(Data extracted from a collection)
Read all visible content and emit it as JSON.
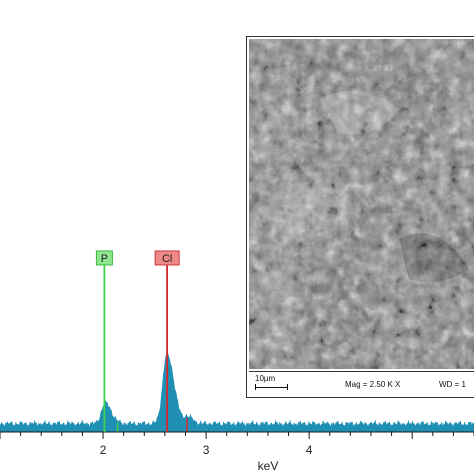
{
  "chart_data": {
    "type": "area",
    "xlabel": "keV",
    "xlim": [
      1.0,
      5.6
    ],
    "ylim": [
      0,
      100
    ],
    "x_ticks": [
      2,
      3,
      4
    ],
    "x_tick_labels": [
      "2",
      "3",
      "4"
    ],
    "grid": false,
    "series_color": "#1f8fb4",
    "baseline": 3.5,
    "peaks": [
      {
        "center": 2.02,
        "height": 9,
        "width": 0.035
      },
      {
        "center": 2.62,
        "height": 30,
        "width": 0.04
      },
      {
        "center": 2.82,
        "height": 3,
        "width": 0.03
      }
    ],
    "element_lines": [
      {
        "label": "P",
        "energy": 2.013,
        "color": "#3fd24a",
        "tag_fill": "#8fe68f",
        "tag_stroke": "#39b93f",
        "line_height": 72
      },
      {
        "label": "Cl",
        "energy": 2.622,
        "color": "#d8252b",
        "tag_fill": "#f08a8a",
        "tag_stroke": "#c73a3a",
        "line_height": 72
      }
    ],
    "minor_lines": [
      {
        "energy": 2.14,
        "color": "#3fd24a",
        "height": 4
      },
      {
        "energy": 2.815,
        "color": "#d8252b",
        "height": 6
      }
    ]
  },
  "sem": {
    "scale_bar": "10µm",
    "magnification": "Mag = 2.50 K X",
    "working_distance": "WD = 1"
  }
}
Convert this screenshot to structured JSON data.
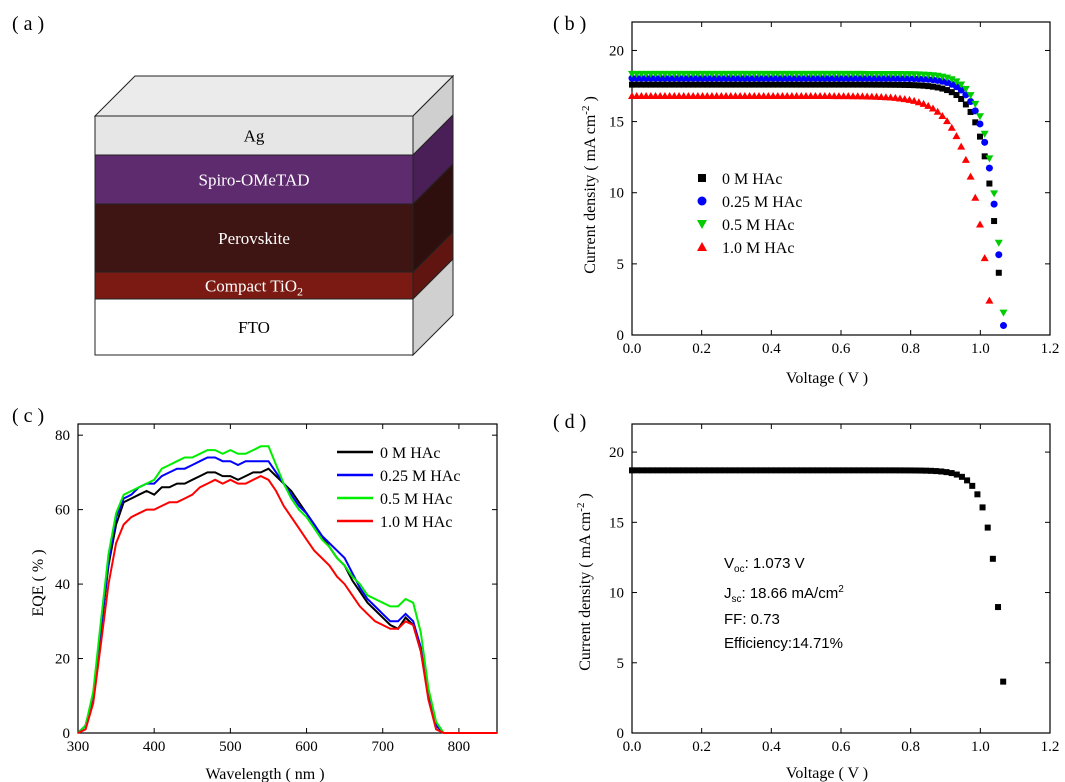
{
  "panels": {
    "a": {
      "label": "( a )"
    },
    "b": {
      "label": "( b )"
    },
    "c": {
      "label": "( c )"
    },
    "d": {
      "label": "( d )"
    }
  },
  "diagram_a": {
    "layers": [
      {
        "name": "Ag",
        "color": "#e6e6e6",
        "side": "#cfcfcf",
        "text_color": "#000000"
      },
      {
        "name": "Spiro-OMeTAD",
        "color": "#5e2b6e",
        "side": "#4a1f58",
        "text_color": "#ffffff"
      },
      {
        "name": "Perovskite",
        "color": "#3f1513",
        "side": "#2f0f0e",
        "text_color": "#ffffff"
      },
      {
        "name": "Compact TiO",
        "subscript": "2",
        "color": "#7a1a12",
        "side": "#611510",
        "text_color": "#ffffff"
      },
      {
        "name": "FTO",
        "color": "#ffffff",
        "side": "#d0d0d0",
        "text_color": "#000000"
      }
    ],
    "top_color": "#ebebeb"
  },
  "chart_data": [
    {
      "id": "b",
      "type": "scatter",
      "xlabel": "Voltage ( V )",
      "ylabel": "Current density ( mA  cm",
      "ylabel_sup": "-2",
      "ylabel_end": " )",
      "xlim": [
        0.0,
        1.2
      ],
      "ylim": [
        0,
        22
      ],
      "xticks": [
        "0.0",
        "0.2",
        "0.4",
        "0.6",
        "0.8",
        "1.0",
        "1.2"
      ],
      "yticks": [
        "0",
        "5",
        "10",
        "15",
        "20"
      ],
      "legend": "middle-left",
      "series": [
        {
          "name": "0 M HAc",
          "color": "#000000",
          "marker": "square",
          "jsc": 17.6,
          "voc": 1.065,
          "n": 0.042
        },
        {
          "name": "0.25 M HAc",
          "color": "#0000ff",
          "marker": "circle",
          "jsc": 18.05,
          "voc": 1.068,
          "n": 0.04
        },
        {
          "name": "0.5 M HAc",
          "color": "#00cc00",
          "marker": "triangle-down",
          "jsc": 18.35,
          "voc": 1.07,
          "n": 0.039
        },
        {
          "name": "1.0 M HAc",
          "color": "#ff0000",
          "marker": "triangle-up",
          "jsc": 16.8,
          "voc": 1.035,
          "n": 0.058
        }
      ]
    },
    {
      "id": "c",
      "type": "line",
      "xlabel": "Wavelength ( nm )",
      "ylabel": "EQE ( % )",
      "xlim": [
        300,
        850
      ],
      "ylim": [
        0,
        83
      ],
      "xticks": [
        "300",
        "400",
        "500",
        "600",
        "700",
        "800"
      ],
      "yticks": [
        "0",
        "20",
        "40",
        "60",
        "80"
      ],
      "legend": "top-right",
      "series": [
        {
          "name": "0 M HAc",
          "color": "#000000",
          "x": [
            300,
            310,
            320,
            330,
            340,
            350,
            360,
            370,
            380,
            390,
            400,
            410,
            420,
            430,
            440,
            450,
            460,
            470,
            480,
            490,
            500,
            510,
            520,
            530,
            540,
            550,
            560,
            570,
            580,
            590,
            600,
            610,
            620,
            630,
            640,
            650,
            660,
            670,
            680,
            690,
            700,
            710,
            720,
            730,
            740,
            750,
            760,
            770,
            780,
            790,
            800,
            850
          ],
          "y": [
            0,
            2,
            10,
            28,
            45,
            56,
            62,
            63,
            64,
            65,
            64,
            66,
            66,
            67,
            67,
            68,
            69,
            70,
            70,
            69,
            69,
            68,
            69,
            70,
            70,
            71,
            69,
            67,
            65,
            62,
            59,
            56,
            53,
            50,
            47,
            45,
            41,
            38,
            35,
            33,
            31,
            29,
            28,
            31,
            29,
            22,
            10,
            2,
            0,
            0,
            0,
            0
          ]
        },
        {
          "name": "0.25 M HAc",
          "color": "#0000ff",
          "x": [
            300,
            310,
            320,
            330,
            340,
            350,
            360,
            370,
            380,
            390,
            400,
            410,
            420,
            430,
            440,
            450,
            460,
            470,
            480,
            490,
            500,
            510,
            520,
            530,
            540,
            550,
            560,
            570,
            580,
            590,
            600,
            610,
            620,
            630,
            640,
            650,
            660,
            670,
            680,
            690,
            700,
            710,
            720,
            730,
            740,
            750,
            760,
            770,
            780,
            790,
            800,
            850
          ],
          "y": [
            0,
            2,
            10,
            28,
            46,
            58,
            63,
            64,
            66,
            67,
            67,
            69,
            70,
            71,
            71,
            72,
            73,
            74,
            74,
            73,
            73,
            72,
            73,
            73,
            73,
            73,
            70,
            67,
            64,
            61,
            59,
            56,
            53,
            51,
            49,
            47,
            43,
            39,
            36,
            34,
            32,
            30,
            30,
            32,
            30,
            23,
            10,
            2,
            0,
            0,
            0,
            0
          ]
        },
        {
          "name": "0.5 M HAc",
          "color": "#00ee00",
          "x": [
            300,
            310,
            320,
            330,
            340,
            350,
            360,
            370,
            380,
            390,
            400,
            410,
            420,
            430,
            440,
            450,
            460,
            470,
            480,
            490,
            500,
            510,
            520,
            530,
            540,
            550,
            560,
            570,
            580,
            590,
            600,
            610,
            620,
            630,
            640,
            650,
            660,
            670,
            680,
            690,
            700,
            710,
            720,
            730,
            740,
            750,
            760,
            770,
            780,
            790,
            800,
            850
          ],
          "y": [
            0,
            2,
            11,
            30,
            48,
            59,
            64,
            65,
            66,
            67,
            68,
            71,
            72,
            73,
            74,
            74,
            75,
            76,
            76,
            75,
            76,
            75,
            75,
            76,
            77,
            77,
            72,
            67,
            63,
            60,
            58,
            55,
            52,
            50,
            47,
            45,
            42,
            40,
            37,
            36,
            35,
            34,
            34,
            36,
            35,
            27,
            12,
            3,
            0,
            0,
            0,
            0
          ]
        },
        {
          "name": "1.0 M HAc",
          "color": "#ff0000",
          "x": [
            300,
            310,
            320,
            330,
            340,
            350,
            360,
            370,
            380,
            390,
            400,
            410,
            420,
            430,
            440,
            450,
            460,
            470,
            480,
            490,
            500,
            510,
            520,
            530,
            540,
            550,
            560,
            570,
            580,
            590,
            600,
            610,
            620,
            630,
            640,
            650,
            660,
            670,
            680,
            690,
            700,
            710,
            720,
            730,
            740,
            750,
            760,
            770,
            780,
            790,
            800,
            850
          ],
          "y": [
            0,
            1,
            8,
            24,
            40,
            51,
            56,
            58,
            59,
            60,
            60,
            61,
            62,
            62,
            63,
            64,
            66,
            67,
            68,
            67,
            68,
            67,
            67,
            68,
            69,
            68,
            65,
            61,
            58,
            55,
            52,
            49,
            47,
            45,
            42,
            40,
            37,
            34,
            32,
            30,
            29,
            28,
            28,
            30,
            29,
            22,
            9,
            1,
            0,
            0,
            0,
            0
          ]
        }
      ]
    },
    {
      "id": "d",
      "type": "scatter",
      "xlabel": "Voltage ( V )",
      "ylabel": "Current density ( mA  cm",
      "ylabel_sup": "-2",
      "ylabel_end": " )",
      "xlim": [
        0.0,
        1.2
      ],
      "ylim": [
        0,
        22
      ],
      "xticks": [
        "0.0",
        "0.2",
        "0.4",
        "0.6",
        "0.8",
        "1.0",
        "1.2"
      ],
      "yticks": [
        "0",
        "5",
        "10",
        "15",
        "20"
      ],
      "series": [
        {
          "name": "",
          "color": "#000000",
          "marker": "square",
          "jsc": 18.7,
          "voc": 1.073,
          "n": 0.034
        }
      ],
      "annotations": {
        "voc_label": "V",
        "voc_sub": "oc",
        "voc_value": ": 1.073 V",
        "jsc_label": "J",
        "jsc_sub": "sc",
        "jsc_value": ": 18.66 mA/cm",
        "jsc_sup": "2",
        "ff": "FF: 0.73",
        "efficiency": "Efficiency:14.71%"
      }
    }
  ]
}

- Given instruction:
Point out every line holding the string "legend" and copy it.

- Correct answer:
      "legend": "middle-left",
      "legend": "top-right",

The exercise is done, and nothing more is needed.